(Source data)
--- start ---

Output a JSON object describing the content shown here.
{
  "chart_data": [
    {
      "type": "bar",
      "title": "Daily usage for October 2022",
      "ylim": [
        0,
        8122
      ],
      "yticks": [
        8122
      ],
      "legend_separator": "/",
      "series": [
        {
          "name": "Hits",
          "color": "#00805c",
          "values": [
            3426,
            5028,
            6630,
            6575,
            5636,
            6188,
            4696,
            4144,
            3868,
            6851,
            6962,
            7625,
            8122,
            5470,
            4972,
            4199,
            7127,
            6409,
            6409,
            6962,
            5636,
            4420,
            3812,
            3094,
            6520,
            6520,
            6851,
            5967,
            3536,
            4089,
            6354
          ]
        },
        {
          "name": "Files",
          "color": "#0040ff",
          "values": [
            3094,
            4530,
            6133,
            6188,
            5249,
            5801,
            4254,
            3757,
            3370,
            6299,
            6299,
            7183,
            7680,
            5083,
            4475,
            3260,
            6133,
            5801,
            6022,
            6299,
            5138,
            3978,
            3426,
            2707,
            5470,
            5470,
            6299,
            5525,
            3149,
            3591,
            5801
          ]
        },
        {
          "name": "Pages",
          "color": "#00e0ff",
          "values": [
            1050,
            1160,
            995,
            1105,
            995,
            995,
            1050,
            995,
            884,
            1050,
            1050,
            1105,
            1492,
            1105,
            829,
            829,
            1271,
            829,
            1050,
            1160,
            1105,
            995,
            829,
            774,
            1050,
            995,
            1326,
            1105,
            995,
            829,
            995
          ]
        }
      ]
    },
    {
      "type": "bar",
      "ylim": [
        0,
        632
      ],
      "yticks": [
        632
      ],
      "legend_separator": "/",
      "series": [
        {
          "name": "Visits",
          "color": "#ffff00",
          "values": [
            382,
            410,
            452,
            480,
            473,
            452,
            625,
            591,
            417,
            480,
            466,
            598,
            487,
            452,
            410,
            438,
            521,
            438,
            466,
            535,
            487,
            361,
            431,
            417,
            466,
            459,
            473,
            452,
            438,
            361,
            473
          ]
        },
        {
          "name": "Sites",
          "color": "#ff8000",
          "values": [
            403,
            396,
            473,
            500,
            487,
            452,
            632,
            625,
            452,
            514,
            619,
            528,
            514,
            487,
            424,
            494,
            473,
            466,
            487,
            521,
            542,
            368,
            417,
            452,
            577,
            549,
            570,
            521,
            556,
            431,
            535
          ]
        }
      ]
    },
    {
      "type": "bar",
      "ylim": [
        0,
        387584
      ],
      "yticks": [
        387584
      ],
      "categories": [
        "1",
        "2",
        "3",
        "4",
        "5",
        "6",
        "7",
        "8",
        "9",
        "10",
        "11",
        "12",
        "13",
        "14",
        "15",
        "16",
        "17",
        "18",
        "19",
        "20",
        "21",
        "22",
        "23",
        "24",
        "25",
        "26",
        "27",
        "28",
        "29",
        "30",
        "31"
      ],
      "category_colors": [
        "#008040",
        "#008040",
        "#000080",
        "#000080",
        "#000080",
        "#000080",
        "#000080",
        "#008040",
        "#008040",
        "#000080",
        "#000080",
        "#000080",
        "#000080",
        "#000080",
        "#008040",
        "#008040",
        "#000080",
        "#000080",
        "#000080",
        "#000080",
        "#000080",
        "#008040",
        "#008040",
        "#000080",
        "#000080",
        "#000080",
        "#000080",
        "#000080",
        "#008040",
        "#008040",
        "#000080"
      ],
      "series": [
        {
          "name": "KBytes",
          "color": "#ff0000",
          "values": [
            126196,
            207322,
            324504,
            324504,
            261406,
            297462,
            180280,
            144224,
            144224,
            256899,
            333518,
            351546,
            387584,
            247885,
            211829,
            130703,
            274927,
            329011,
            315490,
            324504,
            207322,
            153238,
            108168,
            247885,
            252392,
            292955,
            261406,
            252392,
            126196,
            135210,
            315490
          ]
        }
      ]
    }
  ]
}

--- end ---

▸ **DIRECTIONS**:
The lines above should be duplicated exactly.

▸ **FINISHED TASK**:
Output a JSON object describing the content shown here.
{
  "chart_data": [
    {
      "type": "bar",
      "title": "Daily usage for October 2022",
      "ylim": [
        0,
        8122
      ],
      "yticks": [
        8122
      ],
      "legend_separator": "/",
      "series": [
        {
          "name": "Hits",
          "color": "#00805c",
          "values": [
            3426,
            5028,
            6630,
            6575,
            5636,
            6188,
            4696,
            4144,
            3868,
            6851,
            6962,
            7625,
            8122,
            5470,
            4972,
            4199,
            7127,
            6409,
            6409,
            6962,
            5636,
            4420,
            3812,
            3094,
            6520,
            6520,
            6851,
            5967,
            3536,
            4089,
            6354
          ]
        },
        {
          "name": "Files",
          "color": "#0040ff",
          "values": [
            3094,
            4530,
            6133,
            6188,
            5249,
            5801,
            4254,
            3757,
            3370,
            6299,
            6299,
            7183,
            7680,
            5083,
            4475,
            3260,
            6133,
            5801,
            6022,
            6299,
            5138,
            3978,
            3426,
            2707,
            5470,
            5470,
            6299,
            5525,
            3149,
            3591,
            5801
          ]
        },
        {
          "name": "Pages",
          "color": "#00e0ff",
          "values": [
            1050,
            1160,
            995,
            1105,
            995,
            995,
            1050,
            995,
            884,
            1050,
            1050,
            1105,
            1492,
            1105,
            829,
            829,
            1271,
            829,
            1050,
            1160,
            1105,
            995,
            829,
            774,
            1050,
            995,
            1326,
            1105,
            995,
            829,
            995
          ]
        }
      ]
    },
    {
      "type": "bar",
      "ylim": [
        0,
        632
      ],
      "yticks": [
        632
      ],
      "legend_separator": "/",
      "series": [
        {
          "name": "Visits",
          "color": "#ffff00",
          "values": [
            382,
            410,
            452,
            480,
            473,
            452,
            625,
            591,
            417,
            480,
            466,
            598,
            487,
            452,
            410,
            438,
            521,
            438,
            466,
            535,
            487,
            361,
            431,
            417,
            466,
            459,
            473,
            452,
            438,
            361,
            473
          ]
        },
        {
          "name": "Sites",
          "color": "#ff8000",
          "values": [
            403,
            396,
            473,
            500,
            487,
            452,
            632,
            625,
            452,
            514,
            619,
            528,
            514,
            487,
            424,
            494,
            473,
            466,
            487,
            521,
            542,
            368,
            417,
            452,
            577,
            549,
            570,
            521,
            556,
            431,
            535
          ]
        }
      ]
    },
    {
      "type": "bar",
      "ylim": [
        0,
        387584
      ],
      "yticks": [
        387584
      ],
      "categories": [
        "1",
        "2",
        "3",
        "4",
        "5",
        "6",
        "7",
        "8",
        "9",
        "10",
        "11",
        "12",
        "13",
        "14",
        "15",
        "16",
        "17",
        "18",
        "19",
        "20",
        "21",
        "22",
        "23",
        "24",
        "25",
        "26",
        "27",
        "28",
        "29",
        "30",
        "31"
      ],
      "category_colors": [
        "#008040",
        "#008040",
        "#000080",
        "#000080",
        "#000080",
        "#000080",
        "#000080",
        "#008040",
        "#008040",
        "#000080",
        "#000080",
        "#000080",
        "#000080",
        "#000080",
        "#008040",
        "#008040",
        "#000080",
        "#000080",
        "#000080",
        "#000080",
        "#000080",
        "#008040",
        "#008040",
        "#000080",
        "#000080",
        "#000080",
        "#000080",
        "#000080",
        "#008040",
        "#008040",
        "#000080"
      ],
      "series": [
        {
          "name": "KBytes",
          "color": "#ff0000",
          "values": [
            126196,
            207322,
            324504,
            324504,
            261406,
            297462,
            180280,
            144224,
            144224,
            256899,
            333518,
            351546,
            387584,
            247885,
            211829,
            130703,
            274927,
            329011,
            315490,
            324504,
            207322,
            153238,
            108168,
            247885,
            252392,
            292955,
            261406,
            252392,
            126196,
            135210,
            315490
          ]
        }
      ]
    }
  ]
}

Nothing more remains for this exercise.